● **Work to be completed**
Reproduce the listing below character for character; drop every image.
--- begin Dataset ---
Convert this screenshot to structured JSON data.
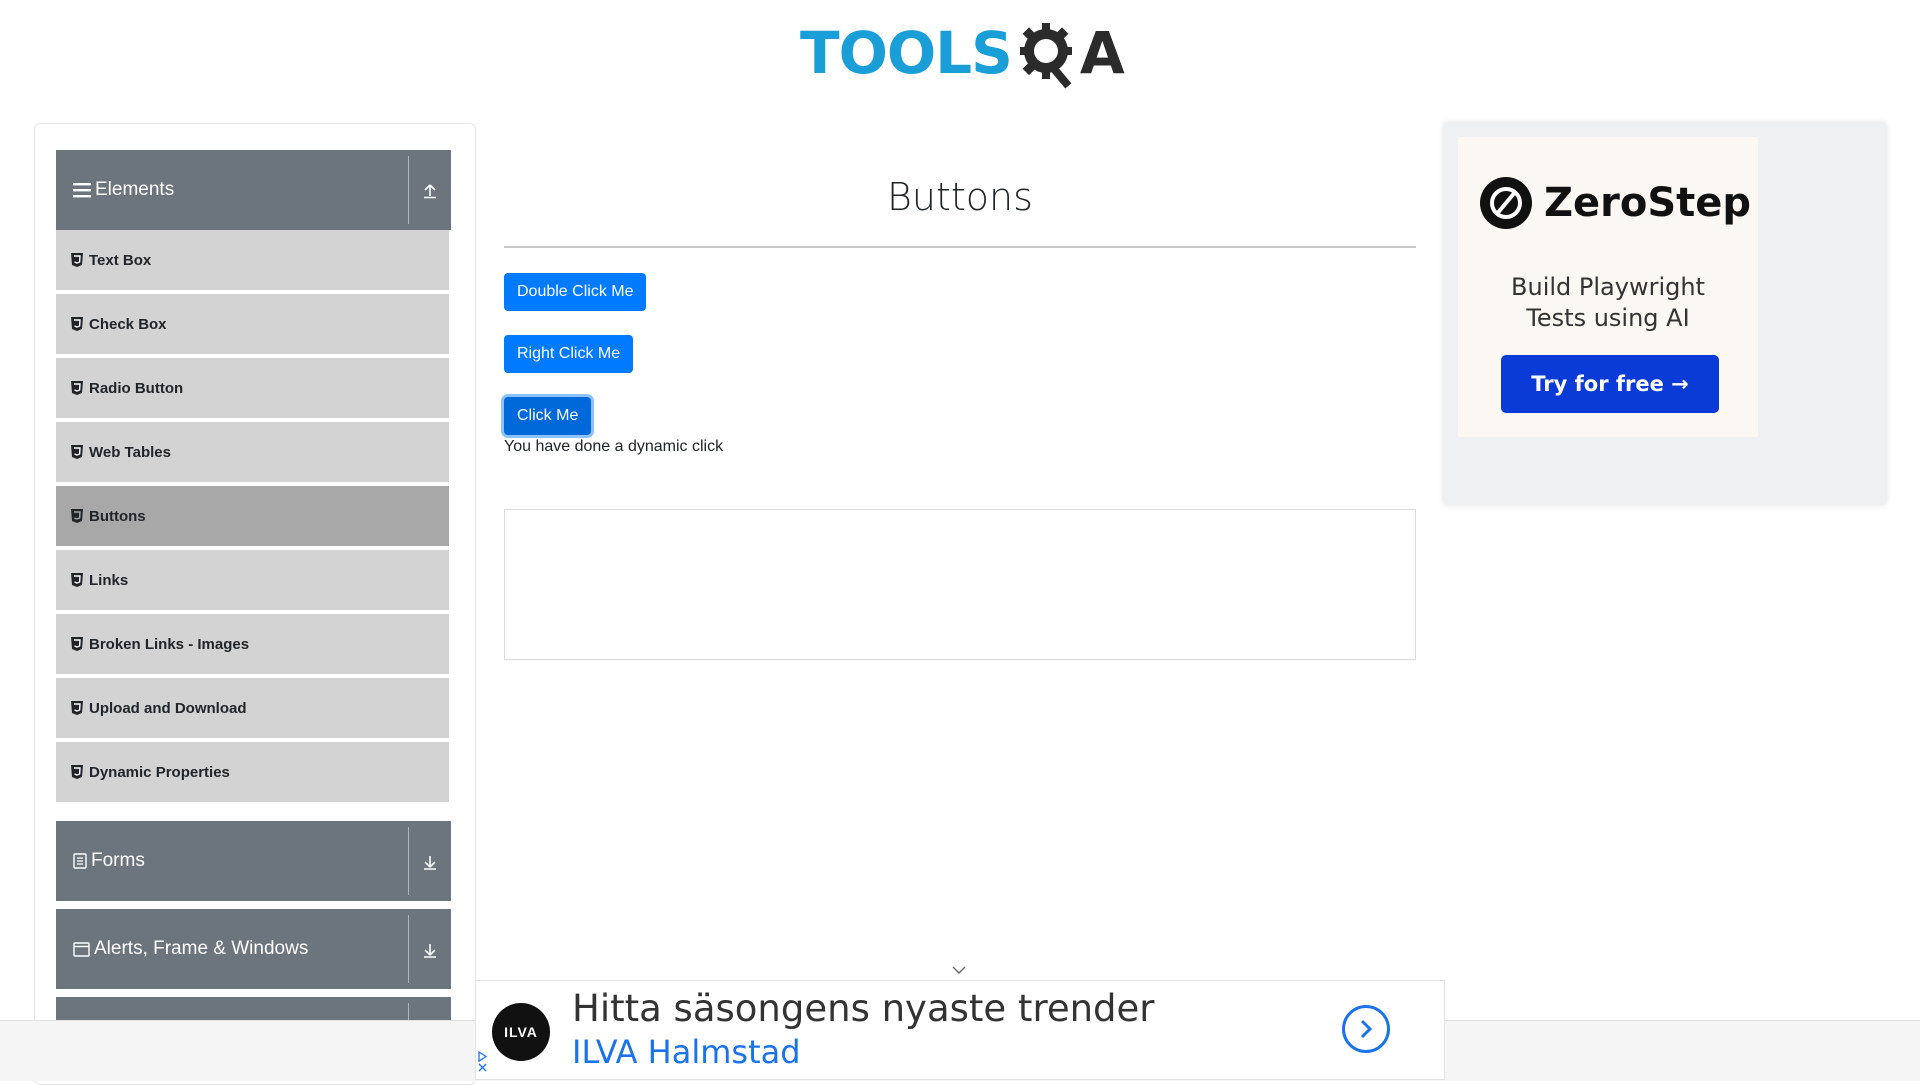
{
  "header": {
    "logo_part1": "TOOLS",
    "logo_part2": "A",
    "logo_alt": "ToolsQA"
  },
  "sidebar": {
    "groups": [
      {
        "title": "Elements",
        "expanded": true,
        "arrow": "up"
      },
      {
        "title": "Forms",
        "expanded": false,
        "arrow": "down"
      },
      {
        "title": "Alerts, Frame & Windows",
        "expanded": false,
        "arrow": "down"
      }
    ],
    "items": [
      {
        "label": "Text Box",
        "active": false
      },
      {
        "label": "Check Box",
        "active": false
      },
      {
        "label": "Radio Button",
        "active": false
      },
      {
        "label": "Web Tables",
        "active": false
      },
      {
        "label": "Buttons",
        "active": true
      },
      {
        "label": "Links",
        "active": false
      },
      {
        "label": "Broken Links - Images",
        "active": false
      },
      {
        "label": "Upload and Download",
        "active": false
      },
      {
        "label": "Dynamic Properties",
        "active": false
      }
    ]
  },
  "main": {
    "title": "Buttons",
    "buttons": {
      "double_click": "Double Click Me",
      "right_click": "Right Click Me",
      "click": "Click Me"
    },
    "dynamic_click_message": "You have done a dynamic click"
  },
  "ad_right": {
    "brand": "ZeroStep",
    "tagline_line1": "Build Playwright",
    "tagline_line2": "Tests using AI",
    "cta": "Try for free →"
  },
  "ad_bottom": {
    "logo": "ILVA",
    "headline": "Hitta säsongens nyaste trender",
    "advertiser": "ILVA Halmstad"
  },
  "colors": {
    "primary": "#007bff",
    "sidebar_header": "#6c757d",
    "sidebar_item": "#d3d3d3",
    "sidebar_item_active": "#a8a8a8",
    "logo_blue": "#1a9ed8",
    "zerostep_cta": "#0b3bd6",
    "ad_link": "#1a73e8"
  }
}
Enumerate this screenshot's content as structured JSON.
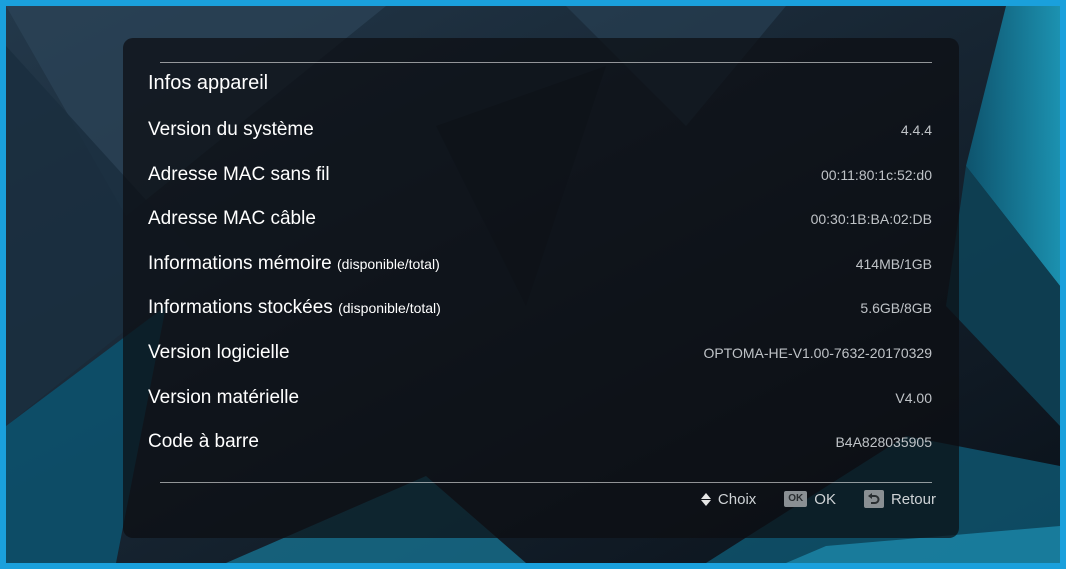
--- end Dataset ---
● **Exercise response**
Convert this screenshot to structured JSON data.
{
  "header": {
    "logo_part1": "TOOLS",
    "logo_part2": "A",
    "logo_alt": "ToolsQA"
  },
  "sidebar": {
    "groups": [
      {
        "title": "Elements",
        "expanded": true,
        "arrow": "up"
      },
      {
        "title": "Forms",
        "expanded": false,
        "arrow": "down"
      },
      {
        "title": "Alerts, Frame & Windows",
        "expanded": false,
        "arrow": "down"
      }
    ],
    "items": [
      {
        "label": "Text Box",
        "active": false
      },
      {
        "label": "Check Box",
        "active": false
      },
      {
        "label": "Radio Button",
        "active": false
      },
      {
        "label": "Web Tables",
        "active": false
      },
      {
        "label": "Buttons",
        "active": true
      },
      {
        "label": "Links",
        "active": false
      },
      {
        "label": "Broken Links - Images",
        "active": false
      },
      {
        "label": "Upload and Download",
        "active": false
      },
      {
        "label": "Dynamic Properties",
        "active": false
      }
    ]
  },
  "main": {
    "title": "Buttons",
    "buttons": {
      "double_click": "Double Click Me",
      "right_click": "Right Click Me",
      "click": "Click Me"
    },
    "dynamic_click_message": "You have done a dynamic click"
  },
  "ad_right": {
    "brand": "ZeroStep",
    "tagline_line1": "Build Playwright",
    "tagline_line2": "Tests using AI",
    "cta": "Try for free →"
  },
  "ad_bottom": {
    "logo": "ILVA",
    "headline": "Hitta säsongens nyaste trender",
    "advertiser": "ILVA Halmstad"
  },
  "colors": {
    "primary": "#007bff",
    "sidebar_header": "#6c757d",
    "sidebar_item": "#d3d3d3",
    "sidebar_item_active": "#a8a8a8",
    "logo_blue": "#1a9ed8",
    "zerostep_cta": "#0b3bd6",
    "ad_link": "#1a73e8"
  }
}
Enumerate this screenshot's content as structured JSON.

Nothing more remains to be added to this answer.